■ EXERCISE REQUIREMENTS ■
Pick out the lines containing "gear".

┌────────

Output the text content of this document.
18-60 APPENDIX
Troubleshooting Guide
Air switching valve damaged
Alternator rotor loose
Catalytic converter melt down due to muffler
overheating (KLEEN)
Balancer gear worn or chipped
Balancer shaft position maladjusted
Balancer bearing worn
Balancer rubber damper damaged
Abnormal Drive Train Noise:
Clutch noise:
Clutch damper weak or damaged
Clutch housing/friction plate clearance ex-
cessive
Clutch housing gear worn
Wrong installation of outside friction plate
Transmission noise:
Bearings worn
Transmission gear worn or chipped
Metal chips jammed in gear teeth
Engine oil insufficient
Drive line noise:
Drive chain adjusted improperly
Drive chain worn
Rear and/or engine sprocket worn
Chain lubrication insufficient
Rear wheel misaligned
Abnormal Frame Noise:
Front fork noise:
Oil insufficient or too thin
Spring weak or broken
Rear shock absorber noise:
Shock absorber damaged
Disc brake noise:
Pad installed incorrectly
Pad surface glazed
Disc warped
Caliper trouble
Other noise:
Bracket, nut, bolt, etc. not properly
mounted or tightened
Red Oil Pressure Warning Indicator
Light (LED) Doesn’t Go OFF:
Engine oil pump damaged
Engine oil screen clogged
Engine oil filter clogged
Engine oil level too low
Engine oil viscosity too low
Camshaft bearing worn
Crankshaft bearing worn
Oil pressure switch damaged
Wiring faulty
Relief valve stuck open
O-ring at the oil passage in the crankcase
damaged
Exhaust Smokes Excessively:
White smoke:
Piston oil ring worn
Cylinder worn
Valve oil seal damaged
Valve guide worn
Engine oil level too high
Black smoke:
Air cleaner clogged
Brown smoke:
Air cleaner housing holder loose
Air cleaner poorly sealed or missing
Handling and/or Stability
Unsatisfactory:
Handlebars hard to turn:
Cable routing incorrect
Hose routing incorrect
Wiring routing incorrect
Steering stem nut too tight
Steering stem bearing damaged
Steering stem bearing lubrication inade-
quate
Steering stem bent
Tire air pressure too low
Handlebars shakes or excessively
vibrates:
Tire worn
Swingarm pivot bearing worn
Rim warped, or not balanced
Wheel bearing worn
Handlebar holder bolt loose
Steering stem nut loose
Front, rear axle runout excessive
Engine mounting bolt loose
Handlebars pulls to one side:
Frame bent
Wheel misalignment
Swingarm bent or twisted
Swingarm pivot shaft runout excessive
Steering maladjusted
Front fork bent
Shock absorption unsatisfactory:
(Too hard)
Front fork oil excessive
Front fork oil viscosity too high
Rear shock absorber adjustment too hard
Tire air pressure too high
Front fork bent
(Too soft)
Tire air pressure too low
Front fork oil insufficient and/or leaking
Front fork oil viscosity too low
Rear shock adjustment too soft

└────────
┌────────

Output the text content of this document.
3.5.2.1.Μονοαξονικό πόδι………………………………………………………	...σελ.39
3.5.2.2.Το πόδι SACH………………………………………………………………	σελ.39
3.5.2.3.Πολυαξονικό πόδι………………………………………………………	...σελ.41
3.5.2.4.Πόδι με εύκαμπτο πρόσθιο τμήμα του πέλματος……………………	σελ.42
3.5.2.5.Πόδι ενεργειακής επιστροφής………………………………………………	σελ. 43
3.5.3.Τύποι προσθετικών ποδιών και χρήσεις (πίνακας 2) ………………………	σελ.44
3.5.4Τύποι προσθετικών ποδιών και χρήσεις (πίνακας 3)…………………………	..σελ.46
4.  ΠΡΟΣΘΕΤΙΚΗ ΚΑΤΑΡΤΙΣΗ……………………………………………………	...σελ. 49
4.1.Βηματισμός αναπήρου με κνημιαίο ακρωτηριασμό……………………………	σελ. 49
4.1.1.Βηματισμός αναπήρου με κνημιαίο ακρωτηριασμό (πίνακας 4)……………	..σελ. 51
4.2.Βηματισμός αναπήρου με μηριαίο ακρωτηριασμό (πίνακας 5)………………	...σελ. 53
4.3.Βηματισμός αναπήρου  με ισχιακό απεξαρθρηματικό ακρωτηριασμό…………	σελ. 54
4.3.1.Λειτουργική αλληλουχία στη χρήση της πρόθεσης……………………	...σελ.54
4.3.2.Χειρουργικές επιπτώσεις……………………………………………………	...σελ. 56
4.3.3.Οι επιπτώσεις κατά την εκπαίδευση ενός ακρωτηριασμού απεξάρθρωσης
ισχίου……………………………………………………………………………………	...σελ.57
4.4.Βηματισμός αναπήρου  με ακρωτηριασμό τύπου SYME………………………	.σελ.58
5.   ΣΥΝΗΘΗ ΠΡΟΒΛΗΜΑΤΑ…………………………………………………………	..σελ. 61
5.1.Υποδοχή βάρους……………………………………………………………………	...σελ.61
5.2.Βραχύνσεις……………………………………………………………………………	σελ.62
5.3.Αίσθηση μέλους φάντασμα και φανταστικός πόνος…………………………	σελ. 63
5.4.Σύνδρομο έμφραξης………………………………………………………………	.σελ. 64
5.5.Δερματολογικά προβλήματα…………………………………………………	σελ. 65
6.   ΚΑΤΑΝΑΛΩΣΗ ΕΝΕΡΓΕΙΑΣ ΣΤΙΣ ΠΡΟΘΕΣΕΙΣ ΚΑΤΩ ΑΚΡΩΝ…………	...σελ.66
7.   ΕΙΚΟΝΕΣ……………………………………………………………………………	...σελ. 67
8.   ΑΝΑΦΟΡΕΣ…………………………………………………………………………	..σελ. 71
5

└────────

■ TASK OUTPUT ■
Balancer gear worn or chipped
Clutch housing gear worn
Transmission gear worn or chipped
Metal chips jammed in gear teeth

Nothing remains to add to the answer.